*** INPUT RECORDS
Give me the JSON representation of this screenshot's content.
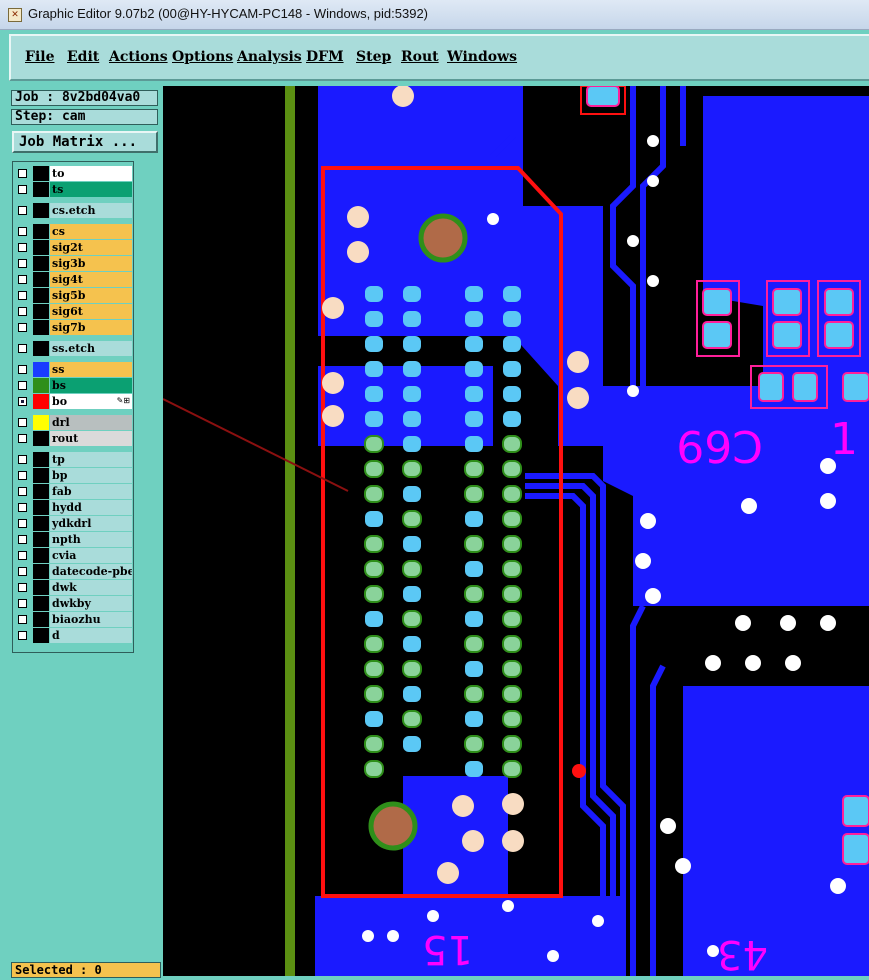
{
  "window": {
    "title": "Graphic Editor 9.07b2 (00@HY-HYCAM-PC148 - Windows, pid:5392)"
  },
  "menu": [
    "File",
    "Edit",
    "Actions",
    "Options",
    "Analysis",
    "DFM",
    "Step",
    "Rout",
    "Windows"
  ],
  "job": {
    "label": "Job : 8v2bd04va0",
    "step": "Step: cam"
  },
  "job_matrix_button": "Job Matrix ...",
  "layers": [
    {
      "name": "to",
      "bg": "#ffffff",
      "swatch": "#000000",
      "group": 0
    },
    {
      "name": "ts",
      "bg": "#0ba072",
      "swatch": "#000000",
      "group": 0
    },
    {
      "name": "cs.etch",
      "bg": "#a9dcda",
      "swatch": "#000000",
      "group": 1
    },
    {
      "name": "cs",
      "bg": "#f5c24e",
      "swatch": "#000000",
      "group": 2
    },
    {
      "name": "sig2t",
      "bg": "#f5c24e",
      "swatch": "#000000",
      "group": 2
    },
    {
      "name": "sig3b",
      "bg": "#f5c24e",
      "swatch": "#000000",
      "group": 2
    },
    {
      "name": "sig4t",
      "bg": "#f5c24e",
      "swatch": "#000000",
      "group": 2
    },
    {
      "name": "sig5b",
      "bg": "#f5c24e",
      "swatch": "#000000",
      "group": 2
    },
    {
      "name": "sig6t",
      "bg": "#f5c24e",
      "swatch": "#000000",
      "group": 2
    },
    {
      "name": "sig7b",
      "bg": "#f5c24e",
      "swatch": "#000000",
      "group": 2
    },
    {
      "name": "ss.etch",
      "bg": "#a9dcda",
      "swatch": "#000000",
      "group": 3
    },
    {
      "name": "ss",
      "bg": "#f5c24e",
      "swatch": "#1a3cff",
      "group": 4
    },
    {
      "name": "bs",
      "bg": "#0ba072",
      "swatch": "#2f8f1a",
      "group": 4
    },
    {
      "name": "bo",
      "bg": "#ffffff",
      "swatch": "#ff0000",
      "group": 4,
      "active": true
    },
    {
      "name": "drl",
      "bg": "#b8bfbf",
      "swatch": "#ffff00",
      "group": 5
    },
    {
      "name": "rout",
      "bg": "#dadada",
      "swatch": "#000000",
      "group": 5
    },
    {
      "name": "tp",
      "bg": "#a9dcda",
      "swatch": "#000000",
      "group": 6
    },
    {
      "name": "bp",
      "bg": "#a9dcda",
      "swatch": "#000000",
      "group": 6
    },
    {
      "name": "fab",
      "bg": "#a9dcda",
      "swatch": "#000000",
      "group": 6
    },
    {
      "name": "hydd",
      "bg": "#a9dcda",
      "swatch": "#000000",
      "group": 6
    },
    {
      "name": "ydkdrl",
      "bg": "#a9dcda",
      "swatch": "#000000",
      "group": 6
    },
    {
      "name": "npth",
      "bg": "#a9dcda",
      "swatch": "#000000",
      "group": 6
    },
    {
      "name": "cvia",
      "bg": "#a9dcda",
      "swatch": "#000000",
      "group": 6
    },
    {
      "name": "datecode-pbe",
      "bg": "#a9dcda",
      "swatch": "#000000",
      "group": 6
    },
    {
      "name": "dwk",
      "bg": "#a9dcda",
      "swatch": "#000000",
      "group": 6
    },
    {
      "name": "dwkby",
      "bg": "#a9dcda",
      "swatch": "#000000",
      "group": 6
    },
    {
      "name": "biaozhu",
      "bg": "#a9dcda",
      "swatch": "#000000",
      "group": 6
    },
    {
      "name": "d",
      "bg": "#a9dcda",
      "swatch": "#000000",
      "group": 6
    }
  ],
  "status": {
    "selected": "Selected : 0"
  },
  "canvas": {
    "silk_text": [
      "C69",
      "1",
      "15",
      "43"
    ]
  },
  "colors": {
    "copper": "#1a1aff",
    "pad": "#5bc8f5",
    "silk": "#ff00ff",
    "outline": "#ff0000",
    "panel": "#6fd0c0",
    "menu": "#a9dcda"
  }
}
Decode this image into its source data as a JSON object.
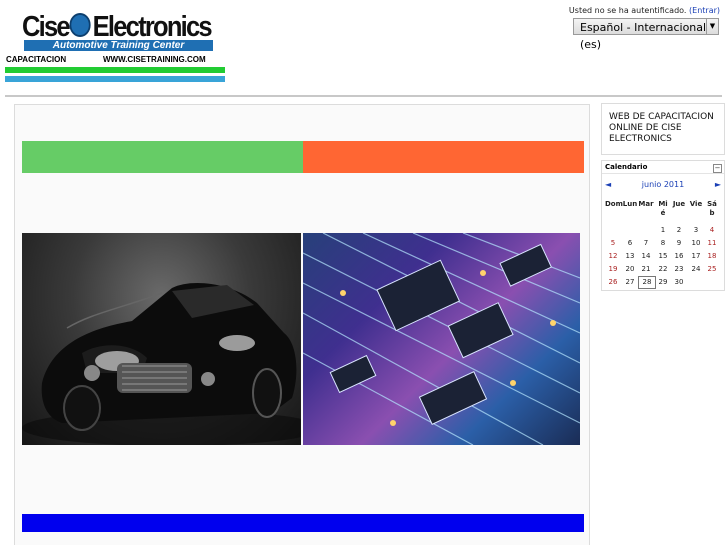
{
  "logo": {
    "title_left": "Cise",
    "title_right": "Electronics",
    "tagline": "Automotive Training Center",
    "sub_left": "CAPACITACION",
    "sub_right": "WWW.CISETRAINING.COM"
  },
  "header": {
    "login_text": "Usted no se ha autentificado.",
    "login_link": "(Entrar)",
    "language": "Español - Internacional (es)"
  },
  "colors": {
    "green_bar": "#66cc66",
    "orange_bar": "#ff6633",
    "blue_bar": "#0000ee",
    "link": "#1a3fb5",
    "weekend": "#aa2222"
  },
  "sidebar": {
    "site_title": "WEB DE CAPACITACION ONLINE DE CISE ELECTRONICS"
  },
  "calendar": {
    "block_title": "Calendario",
    "toggle": "−",
    "prev": "◄",
    "next": "►",
    "month": "junio 2011",
    "days": [
      "Dom",
      "Lun",
      "Mar",
      "Mi\né",
      "Jue",
      "Vie",
      "Sá\nb"
    ],
    "weeks": [
      [
        "",
        "",
        "",
        "1",
        "2",
        "3",
        "4"
      ],
      [
        "5",
        "6",
        "7",
        "8",
        "9",
        "10",
        "11"
      ],
      [
        "12",
        "13",
        "14",
        "15",
        "16",
        "17",
        "18"
      ],
      [
        "19",
        "20",
        "21",
        "22",
        "23",
        "24",
        "25"
      ],
      [
        "26",
        "27",
        "28",
        "29",
        "30",
        "",
        ""
      ]
    ],
    "today": "28"
  },
  "images": {
    "left": "car-image",
    "right": "circuit-board-image"
  }
}
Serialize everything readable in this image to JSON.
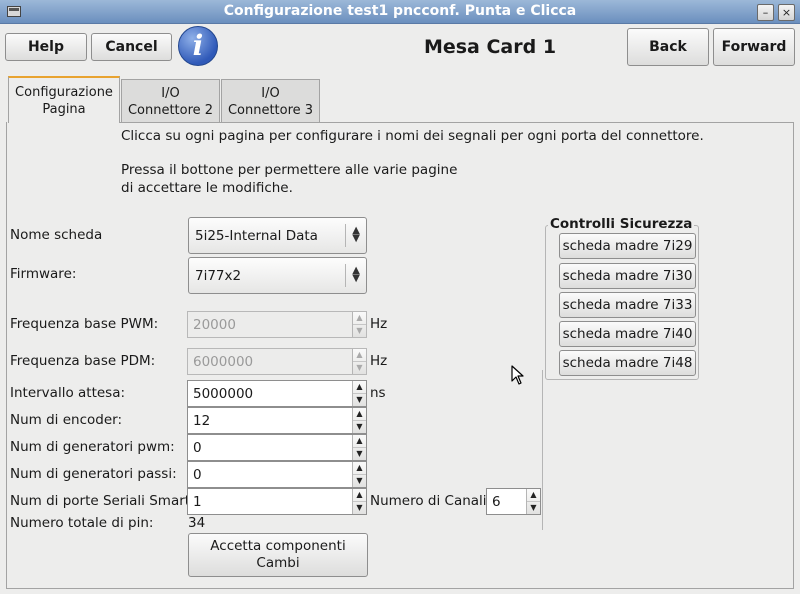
{
  "window": {
    "title": "Configurazione test1 pncconf. Punta e Clicca",
    "minimize_glyph": "–",
    "close_glyph": "×"
  },
  "toolbar": {
    "help_label": "Help",
    "cancel_label": "Cancel",
    "info_glyph": "i",
    "page_title": "Mesa Card 1",
    "back_label": "Back",
    "forward_label": "Forward"
  },
  "tabs": [
    {
      "line1": "Configurazione",
      "line2": "Pagina"
    },
    {
      "line1": "I/O",
      "line2": "Connettore 2"
    },
    {
      "line1": "I/O",
      "line2": "Connettore 3"
    }
  ],
  "intro": {
    "line1": "Clicca su ogni pagina per configurare i nomi dei segnali per ogni porta del connettore.",
    "line2": "Pressa il bottone per permettere alle varie pagine",
    "line3": "di accettare le modifiche."
  },
  "board": {
    "label": "Nome scheda",
    "value": "5i25-Internal Data"
  },
  "firmware": {
    "label": "Firmware:",
    "value": "7i77x2"
  },
  "pwm_base": {
    "label": "Frequenza base PWM:",
    "value": "20000",
    "unit": "Hz"
  },
  "pdm_base": {
    "label": "Frequenza base PDM:",
    "value": "6000000",
    "unit": "Hz"
  },
  "watchdog": {
    "label": "Intervallo attesa:",
    "value": "5000000",
    "unit": "ns"
  },
  "encoders": {
    "label": "Num di encoder:",
    "value": "12"
  },
  "pwm_gens": {
    "label": "Num di generatori pwm:",
    "value": "0"
  },
  "step_gens": {
    "label": "Num di generatori passi:",
    "value": "0"
  },
  "smart_serial": {
    "label": "Num di porte Seriali Smart:",
    "value": "1",
    "channels_label": "Numero di Canali:",
    "channels_value": "6"
  },
  "total_pins": {
    "label": "Numero totale di pin:",
    "value": "34"
  },
  "safety": {
    "title": "Controlli Sicurezza",
    "buttons": [
      "scheda madre 7i29",
      "scheda madre 7i30",
      "scheda madre 7i33",
      "scheda madre 7i40",
      "scheda madre 7i48"
    ]
  },
  "accept": {
    "line1": "Accetta  componenti",
    "line2": "Cambi"
  },
  "arrows": {
    "up": "▲",
    "down": "▼"
  }
}
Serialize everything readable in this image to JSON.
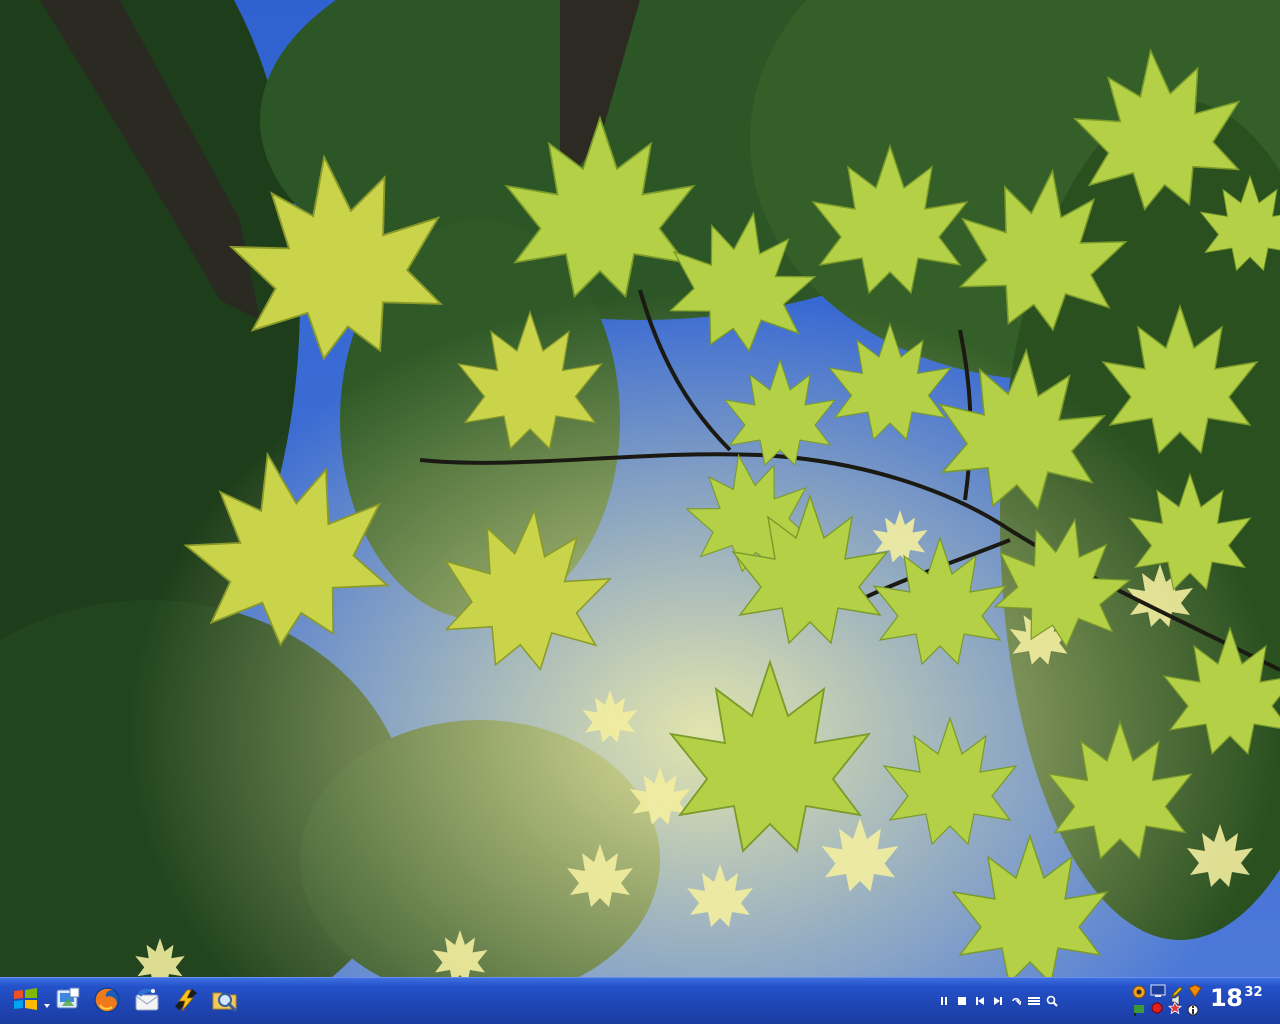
{
  "desktop": {
    "wallpaper": "maple-leaves-sky",
    "colors": {
      "sky": "#3f6fd6",
      "leaf_light": "#d8dd5a",
      "leaf_green": "#a6c83a",
      "foliage_dark": "#1f3d1a"
    }
  },
  "taskbar": {
    "color": "#2452c9",
    "quick_launch": [
      {
        "name": "start-button",
        "icon": "start-menu-icon"
      },
      {
        "name": "show-desktop-button",
        "icon": "desktop-icon"
      },
      {
        "name": "firefox-button",
        "icon": "firefox-icon"
      },
      {
        "name": "thunderbird-button",
        "icon": "thunderbird-icon"
      },
      {
        "name": "winamp-button",
        "icon": "lightning-icon"
      },
      {
        "name": "search-button",
        "icon": "magnifier-folder-icon"
      }
    ],
    "mini_controls": [
      "pause",
      "stop",
      "previous",
      "next",
      "repeat",
      "playlist",
      "search"
    ],
    "tray_icons": [
      "network-icon",
      "monitor-icon",
      "pencil-icon",
      "shield-icon",
      "flag-icon",
      "volume-icon",
      "record-icon",
      "star-icon",
      "info-icon"
    ],
    "clock": {
      "hours": "18",
      "minutes": "32"
    }
  }
}
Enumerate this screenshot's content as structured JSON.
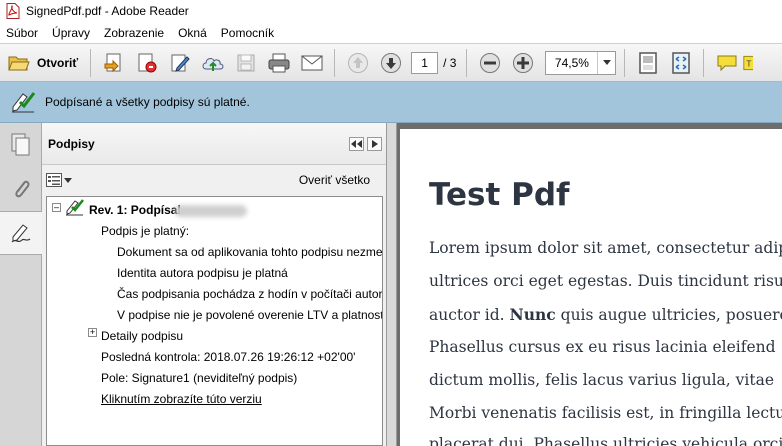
{
  "window": {
    "title": "SignedPdf.pdf - Adobe Reader"
  },
  "menu": [
    "Súbor",
    "Úpravy",
    "Zobrazenie",
    "Okná",
    "Pomocník"
  ],
  "toolbar": {
    "open_label": "Otvoriť",
    "current_page": "1",
    "total_pages": "/ 3",
    "zoom": "74,5%"
  },
  "signature_bar": {
    "message": "Podpísané a všetky podpisy sú platné."
  },
  "panel": {
    "title": "Podpisy",
    "verify_all": "Overiť všetko",
    "signature": {
      "revision_label": "Rev. 1: Podpísal",
      "valid_label": "Podpis je platný:",
      "details": [
        "Dokument sa od aplikovania tohto podpisu nezmenil",
        "Identita autora podpisu je platná",
        "Čas podpisania pochádza z hodín v počítači autora podpisu.",
        "V podpise nie je povolené overenie LTV a platnosť podpisu vypršala"
      ],
      "details_node": "Detaily podpisu",
      "last_check": "Posledná kontrola: 2018.07.26 19:26:12 +02'00'",
      "field": "Pole: Signature1 (neviditeľný podpis)",
      "view_version_link": "Kliknutím zobrazíte túto verziu"
    }
  },
  "document": {
    "title": "Test Pdf",
    "lines": [
      "Lorem ipsum dolor sit amet, consectetur adipiscing elit.",
      "ultrices orci eget egestas. Duis tincidunt risus",
      "quis augue ultricies, posuere",
      "Phasellus cursus ex eu risus lacinia eleifend",
      "dictum mollis, felis lacus varius ligula, vitae",
      "Morbi venenatis facilisis est, in fringilla lectus",
      "placerat dui. Phasellus ultricies vehicula orci"
    ],
    "line3_prefix": "auctor id. ",
    "line3_bold": "Nunc"
  },
  "colors": {
    "signature_bar": "#a3c5dc",
    "document_text": "#2d3542",
    "doc_background": "#6d6d6d"
  },
  "icons": [
    "pdf-file-icon",
    "folder-open-icon",
    "create-pdf-icon",
    "edit-pdf-icon",
    "sign-icon",
    "upload-cloud-icon",
    "save-icon",
    "print-icon",
    "email-icon",
    "page-up-icon",
    "page-down-icon",
    "zoom-out-icon",
    "zoom-in-icon",
    "fit-page-icon",
    "fit-width-icon",
    "comment-icon",
    "signature-valid-icon",
    "pages-icon",
    "attachment-icon",
    "signatures-icon"
  ]
}
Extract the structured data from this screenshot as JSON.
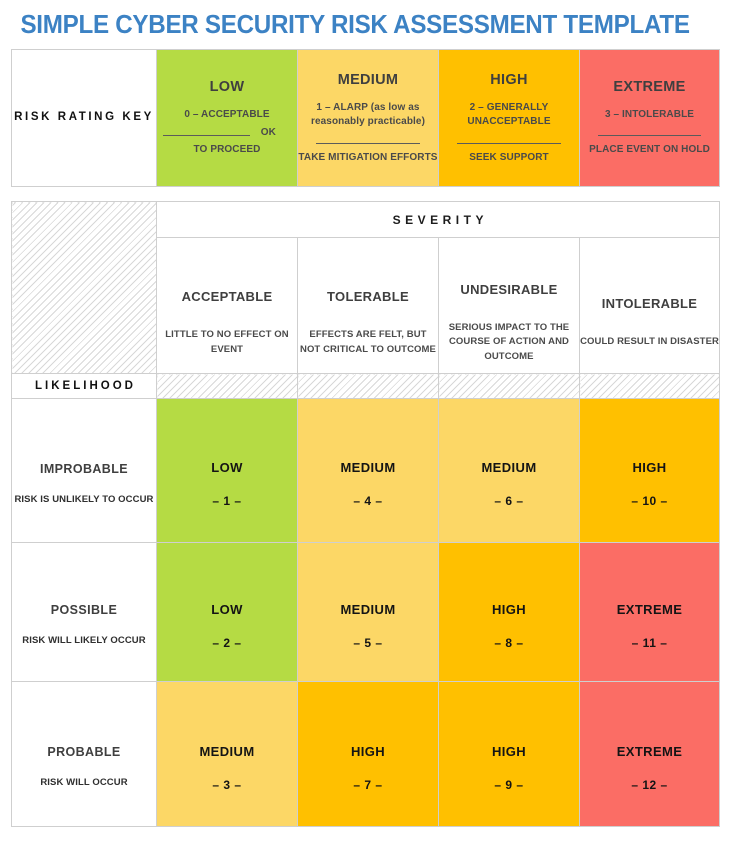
{
  "title": "SIMPLE CYBER SECURITY RISK ASSESSMENT TEMPLATE",
  "colors": {
    "title_blue": "#3C82C4",
    "low_green": "#B5DB44",
    "medium_yellow": "#FCD766",
    "high_orange": "#FFC000",
    "extreme_red": "#FB6D65",
    "border_gray": "#CFCFCF",
    "hatch_gray": "#D8D8D8"
  },
  "key": {
    "row_label": "RISK RATING KEY",
    "items": [
      {
        "level": "LOW",
        "code": "0",
        "dash": " – ",
        "descriptor": "ACCEPTABLE",
        "sub_line": "0 – ACCEPTABLE",
        "trailing_note": "OK",
        "action": "TO PROCEED",
        "color": "#B5DB44"
      },
      {
        "level": "MEDIUM",
        "code": "1",
        "dash": " – ",
        "descriptor": "ALARP (as low as reasonably practicable)",
        "sub_line": "1 – ALARP (as low as reasonably practicable)",
        "trailing_note": "",
        "action": "TAKE MITIGATION EFFORTS",
        "color": "#FCD766"
      },
      {
        "level": "HIGH",
        "code": "2",
        "dash": " – ",
        "descriptor": "GENERALLY UNACCEPTABLE",
        "sub_line": "2 – GENERALLY UNACCEPTABLE",
        "trailing_note": "",
        "action": "SEEK SUPPORT",
        "color": "#FFC000"
      },
      {
        "level": "EXTREME",
        "code": "3",
        "dash": " – ",
        "descriptor": "INTOLERABLE",
        "sub_line": "3 – INTOLERABLE",
        "trailing_note": "",
        "action": "PLACE EVENT ON HOLD",
        "color": "#FB6D65"
      }
    ]
  },
  "matrix": {
    "severity_banner": "SEVERITY",
    "likelihood_label": "LIKELIHOOD",
    "severity_columns": [
      {
        "name": "ACCEPTABLE",
        "description": "LITTLE TO NO EFFECT ON EVENT"
      },
      {
        "name": "TOLERABLE",
        "description": "EFFECTS ARE FELT, BUT NOT CRITICAL TO OUTCOME"
      },
      {
        "name": "UNDESIRABLE",
        "description": "SERIOUS IMPACT TO THE COURSE OF ACTION AND OUTCOME"
      },
      {
        "name": "INTOLERABLE",
        "description": "COULD RESULT IN DISASTER"
      }
    ],
    "rows": [
      {
        "name": "IMPROBABLE",
        "description": "RISK IS UNLIKELY TO OCCUR",
        "cells": [
          {
            "label": "LOW",
            "number": "– 1 –",
            "color": "#B5DB44"
          },
          {
            "label": "MEDIUM",
            "number": "– 4 –",
            "color": "#FCD766"
          },
          {
            "label": "MEDIUM",
            "number": "– 6 –",
            "color": "#FCD766"
          },
          {
            "label": "HIGH",
            "number": "– 10 –",
            "color": "#FFC000"
          }
        ]
      },
      {
        "name": "POSSIBLE",
        "description": "RISK WILL LIKELY OCCUR",
        "cells": [
          {
            "label": "LOW",
            "number": "– 2 –",
            "color": "#B5DB44"
          },
          {
            "label": "MEDIUM",
            "number": "– 5 –",
            "color": "#FCD766"
          },
          {
            "label": "HIGH",
            "number": "– 8 –",
            "color": "#FFC000"
          },
          {
            "label": "EXTREME",
            "number": "– 11 –",
            "color": "#FB6D65"
          }
        ]
      },
      {
        "name": "PROBABLE",
        "description": "RISK WILL OCCUR",
        "cells": [
          {
            "label": "MEDIUM",
            "number": "– 3 –",
            "color": "#FCD766"
          },
          {
            "label": "HIGH",
            "number": "– 7 –",
            "color": "#FFC000"
          },
          {
            "label": "HIGH",
            "number": "– 9 –",
            "color": "#FFC000"
          },
          {
            "label": "EXTREME",
            "number": "– 12 –",
            "color": "#FB6D65"
          }
        ]
      }
    ]
  }
}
******
■ **YOUR GOAL**: Find the lines above that include the string "CAPACITACION" and copy them.

■ **TASK SOLUTION**:
    "sub_left": "CAPACITACION",
    "site_title": "WEB DE CAPACITACION ONLINE DE CISE ELECTRONICS"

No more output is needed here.